▶ Problem
Return every line of the records below verbatim, with no pictures in the copy.

▶ Given records
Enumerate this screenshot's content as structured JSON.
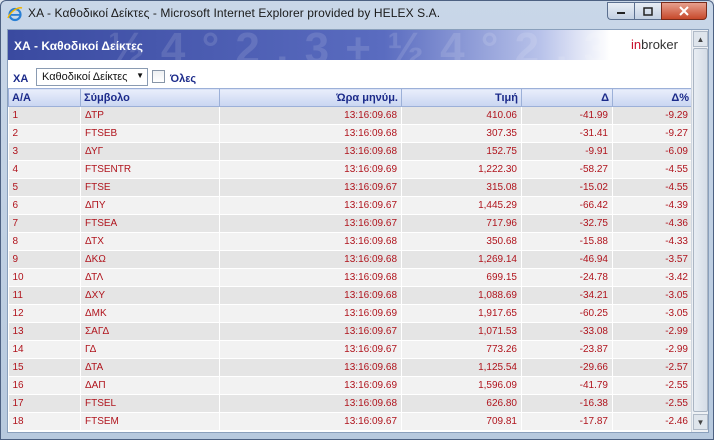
{
  "window": {
    "title": "ΧΑ - Καθοδικοί Δείκτες - Microsoft Internet Explorer provided by HELEX S.A."
  },
  "banner": {
    "title": "ΧΑ - Καθοδικοί Δείκτες",
    "logo_prefix": "in",
    "logo_suffix": "broker"
  },
  "filter": {
    "label": "ΧΑ",
    "select_value": "Καθοδικοί Δείκτες",
    "checkbox_label": "Όλες"
  },
  "table": {
    "headers": [
      "Α/Α",
      "Σύμβολο",
      "Ώρα μηνύμ.",
      "Τιμή",
      "Δ",
      "Δ%"
    ],
    "rows": [
      [
        "1",
        "ΔΤΡ",
        "13:16:09.68",
        "410.06",
        "-41.99",
        "-9.29"
      ],
      [
        "2",
        "FTSEB",
        "13:16:09.68",
        "307.35",
        "-31.41",
        "-9.27"
      ],
      [
        "3",
        "ΔΥΓ",
        "13:16:09.68",
        "152.75",
        "-9.91",
        "-6.09"
      ],
      [
        "4",
        "FTSENTR",
        "13:16:09.69",
        "1,222.30",
        "-58.27",
        "-4.55"
      ],
      [
        "5",
        "FTSE",
        "13:16:09.67",
        "315.08",
        "-15.02",
        "-4.55"
      ],
      [
        "6",
        "ΔΠΥ",
        "13:16:09.67",
        "1,445.29",
        "-66.42",
        "-4.39"
      ],
      [
        "7",
        "FTSEA",
        "13:16:09.67",
        "717.96",
        "-32.75",
        "-4.36"
      ],
      [
        "8",
        "ΔΤΧ",
        "13:16:09.68",
        "350.68",
        "-15.88",
        "-4.33"
      ],
      [
        "9",
        "ΔΚΩ",
        "13:16:09.68",
        "1,269.14",
        "-46.94",
        "-3.57"
      ],
      [
        "10",
        "ΔΤΛ",
        "13:16:09.68",
        "699.15",
        "-24.78",
        "-3.42"
      ],
      [
        "11",
        "ΔΧΥ",
        "13:16:09.68",
        "1,088.69",
        "-34.21",
        "-3.05"
      ],
      [
        "12",
        "ΔΜΚ",
        "13:16:09.69",
        "1,917.65",
        "-60.25",
        "-3.05"
      ],
      [
        "13",
        "ΣΑΓΔ",
        "13:16:09.67",
        "1,071.53",
        "-33.08",
        "-2.99"
      ],
      [
        "14",
        "ΓΔ",
        "13:16:09.67",
        "773.26",
        "-23.87",
        "-2.99"
      ],
      [
        "15",
        "ΔΤΑ",
        "13:16:09.68",
        "1,125.54",
        "-29.66",
        "-2.57"
      ],
      [
        "16",
        "ΔΑΠ",
        "13:16:09.69",
        "1,596.09",
        "-41.79",
        "-2.55"
      ],
      [
        "17",
        "FTSEL",
        "13:16:09.68",
        "626.80",
        "-16.38",
        "-2.55"
      ],
      [
        "18",
        "FTSEM",
        "13:16:09.67",
        "709.81",
        "-17.87",
        "-2.46"
      ]
    ]
  },
  "colors": {
    "value_text": "#b0141d",
    "header_text": "#1b2a8a",
    "banner_start": "#3a4aa0"
  }
}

▶ Result of the task
Enumerate this screenshot's content as structured JSON.
{
  "window": {
    "title": "ΧΑ - Καθοδικοί Δείκτες - Microsoft Internet Explorer provided by HELEX S.A."
  },
  "banner": {
    "title": "ΧΑ - Καθοδικοί Δείκτες",
    "logo_prefix": "in",
    "logo_suffix": "broker"
  },
  "filter": {
    "label": "ΧΑ",
    "select_value": "Καθοδικοί Δείκτες",
    "checkbox_label": "Όλες"
  },
  "table": {
    "headers": [
      "Α/Α",
      "Σύμβολο",
      "Ώρα μηνύμ.",
      "Τιμή",
      "Δ",
      "Δ%"
    ],
    "rows": [
      [
        "1",
        "ΔΤΡ",
        "13:16:09.68",
        "410.06",
        "-41.99",
        "-9.29"
      ],
      [
        "2",
        "FTSEB",
        "13:16:09.68",
        "307.35",
        "-31.41",
        "-9.27"
      ],
      [
        "3",
        "ΔΥΓ",
        "13:16:09.68",
        "152.75",
        "-9.91",
        "-6.09"
      ],
      [
        "4",
        "FTSENTR",
        "13:16:09.69",
        "1,222.30",
        "-58.27",
        "-4.55"
      ],
      [
        "5",
        "FTSE",
        "13:16:09.67",
        "315.08",
        "-15.02",
        "-4.55"
      ],
      [
        "6",
        "ΔΠΥ",
        "13:16:09.67",
        "1,445.29",
        "-66.42",
        "-4.39"
      ],
      [
        "7",
        "FTSEA",
        "13:16:09.67",
        "717.96",
        "-32.75",
        "-4.36"
      ],
      [
        "8",
        "ΔΤΧ",
        "13:16:09.68",
        "350.68",
        "-15.88",
        "-4.33"
      ],
      [
        "9",
        "ΔΚΩ",
        "13:16:09.68",
        "1,269.14",
        "-46.94",
        "-3.57"
      ],
      [
        "10",
        "ΔΤΛ",
        "13:16:09.68",
        "699.15",
        "-24.78",
        "-3.42"
      ],
      [
        "11",
        "ΔΧΥ",
        "13:16:09.68",
        "1,088.69",
        "-34.21",
        "-3.05"
      ],
      [
        "12",
        "ΔΜΚ",
        "13:16:09.69",
        "1,917.65",
        "-60.25",
        "-3.05"
      ],
      [
        "13",
        "ΣΑΓΔ",
        "13:16:09.67",
        "1,071.53",
        "-33.08",
        "-2.99"
      ],
      [
        "14",
        "ΓΔ",
        "13:16:09.67",
        "773.26",
        "-23.87",
        "-2.99"
      ],
      [
        "15",
        "ΔΤΑ",
        "13:16:09.68",
        "1,125.54",
        "-29.66",
        "-2.57"
      ],
      [
        "16",
        "ΔΑΠ",
        "13:16:09.69",
        "1,596.09",
        "-41.79",
        "-2.55"
      ],
      [
        "17",
        "FTSEL",
        "13:16:09.68",
        "626.80",
        "-16.38",
        "-2.55"
      ],
      [
        "18",
        "FTSEM",
        "13:16:09.67",
        "709.81",
        "-17.87",
        "-2.46"
      ]
    ]
  },
  "colors": {
    "value_text": "#b0141d",
    "header_text": "#1b2a8a",
    "banner_start": "#3a4aa0"
  }
}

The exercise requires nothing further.